___ Kutipan Pilihan ___

Globalisasi tidak serakah, kecuali manusianya. Ambruknya bursa saham dan bisnis properti di Amerika Serikat, yang memicu krisis finansial global, merupakan potret dari keserakahan para kapitalis yang meniupkan ekonomi gelembung sabun, yang membesar dan meledak. Akibatnya, "negara" yang dalam mazhab ekonomi liberal, setidaknya neo-liberal, seharusnya tak boleh mengintervensi pasar, terpaksa harus menalangi sejumlah besar kerugian guna menyelamatkan kepentingan ekonomi yang lebih luas. Indonesia memang tidak terlalu mengalami guncangan hebat dibandingkan dengan ketika peristiwa krisis moneter 1997-1998, namun bukan berarti posisi dan kondisi ekonomi nasional sudah "aman betul" dari krisis.
Itu adalah gambaran atas dampak "keserakahan" (greediness) yang menggoyahkan bangunan rumah pasir ekonomi global. Dan keserakahan yang sangat bisa melekat, bahkan menjadi "watak dasar" manusia, tidak berhenti pada keserakahan ekonomi, tapi jauh daripada itu, yakni keserakahan kekuasaan. Saya kira pesan utama dari pementasan Tikungan Iblis jelas: bagaimana melawan keserakahan yang ada pada diri maupun di luar diri sendiri. Keserakahan politik dan kekuasaan itulah yang perlu diwaspadai pada tahun politik 2009, di mana pemilu legislatif dan pemilihan presiden digelar.
Saya tak hendak berburuk sangka terhadap para politikus partai-partai politik atau perseorangan, mengingat saya yakin sebagian besar di antara mereka memiliki niat mulia. Menjadi politikus tentulah merupakan sebuah pilihan yang penuh pertimbangan mendasar, di mana mereka merasa terpanggil untuk ikut terlibat dalam dunia politik, dengan maksud utama bisa membantu memperbaiki negeri ini. Seluruh anggaran dasar (AD) dan anggaran rumah tangga (ART) partai-partai politik tak ada yang "jelek", sebuah "baik", walaupun terkadang "ndhakik-ndhakik" alias hiperbolik.
Meskipun demikian, tidak semua niat mulia itu mengejawantah, menghasilkan suatu sinergi antar-politikus intra dan antar-partai politik, sehingga menjadi suatu kekuatan dahsyat bagi pembangunan kualitas peradaban bangsa Indonesia. Dalam politik, sedemokratis apa pun, ada unsur kompetisi yang menyediakan ruang bagi mengemukanya cara-cara primitif, sebagaimana ditunjukkan oleh anak Nabi Adam, yang terjangkiti keserakahan dan akhirnya menggunakan segala cara menghabisi lawan (Machiavellistik dan Ken Arokistik). Realitas kompetisi politik membuat para elite politik mengembangkan berbagai cara untuk menang secara "zero sum game".

___ Data Sumber ___

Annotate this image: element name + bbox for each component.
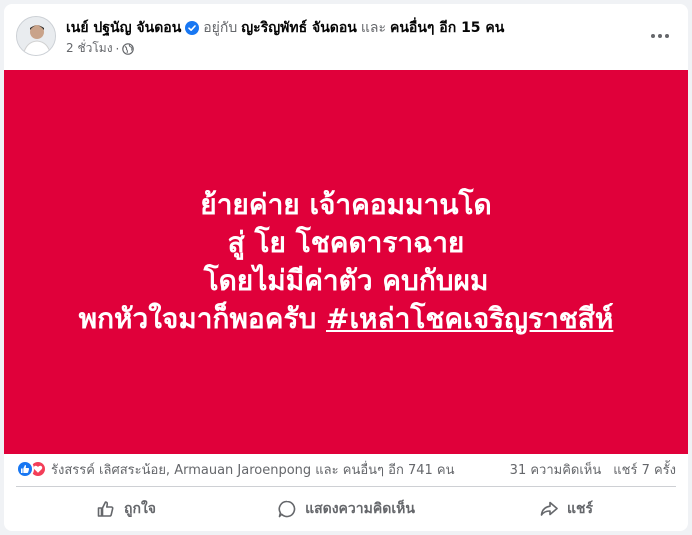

___

• **Tugas Tertulis**:
• A. Salin dari tulisan tentang keserakahan bagian yang dimulai dengan "Itu adalah gambaran" sampai dengan "pemilihan presiden digelar.".
• B. Teruskan tulisan tentang keserakahan politik menjelang pemilu 2009 mulai setelah kalimat terakhirnya.

• **Jawaban Latihan**:
• A.
Itu adalah gambaran atas dampak "keserakahan" (greediness) yang menggoyahkan bangunan rumah pasir ekonomi global. Dan keserakahan yang sangat bisa melekat, bahkan menjadi "watak dasar" manusia, tidak berhenti pada keserakahan ekonomi, tapi jauh daripada itu, yakni keserakahan kekuasaan. Saya kira pesan utama dari pementasan Tikungan Iblis jelas: bagaimana melawan keserakahan yang ada pada diri maupun di luar diri sendiri. Keserakahan politik dan kekuasaan itulah yang perlu diwaspadai pada tahun politik 2009, di mana pemilu legislatif dan pemilihan presiden digelar.

• B.
Satu catatan penting, bahwa hampir segala jenis konflik yang pernah dikenal, semakin bertambah hebat apabila telah dimasuki unsur politik di dalamnya. Konflik identitas, primordial, ideologis, agama, atau apa pun, akan berhenti sebatas konflik simbolik manakala tak hadir unsur politik pemicunya (politisasi). Politisasi agama bermuara pada konflik satu sama lain secara fatal, tidak saja bagi para pemeluknya, tetapi hingga jauh di luar itu. Ketika "kebenaran" (klaim kebenaran yang lantas berubah menjadi "pembenaran") yang satu versus "kebenaran" yang lain bertarung, boleh jadi yang menang adalah "iblis" alias mereka yang menjadi provokator pemecah belah.
Kisah Tikungan Iblis setidaknya merupakan oasis atas keringnya pencerahan kebudayaan, akibat rutinitas hidup yang mengejar "uang dan kekuasaan", yang tanpa sadar mengesampingkan etika (akhlak) mulia. Dalam terminologi agama, iblis adalah makhluk yang selalu menggoda manusia untuk berbuat dosa, bahkan secara sistematis. Gagasan dan konsepsi tentang iblis kerap diletakkan dalam konteks normatif-simbolik, sehingga sangat perlu diproyeksikan ke dalam realitas kekinian sehari-hari. Sebagaimana lakon Faust karya sastrawan terkemuka Johann Wolfgang Von Goethe, lakon Tikungan Iblis ini menunjukkan betapa rapuhnya manusia. Atau, betapa mudah manusia menyerah pada godaan iblis untuk diperbudaknya.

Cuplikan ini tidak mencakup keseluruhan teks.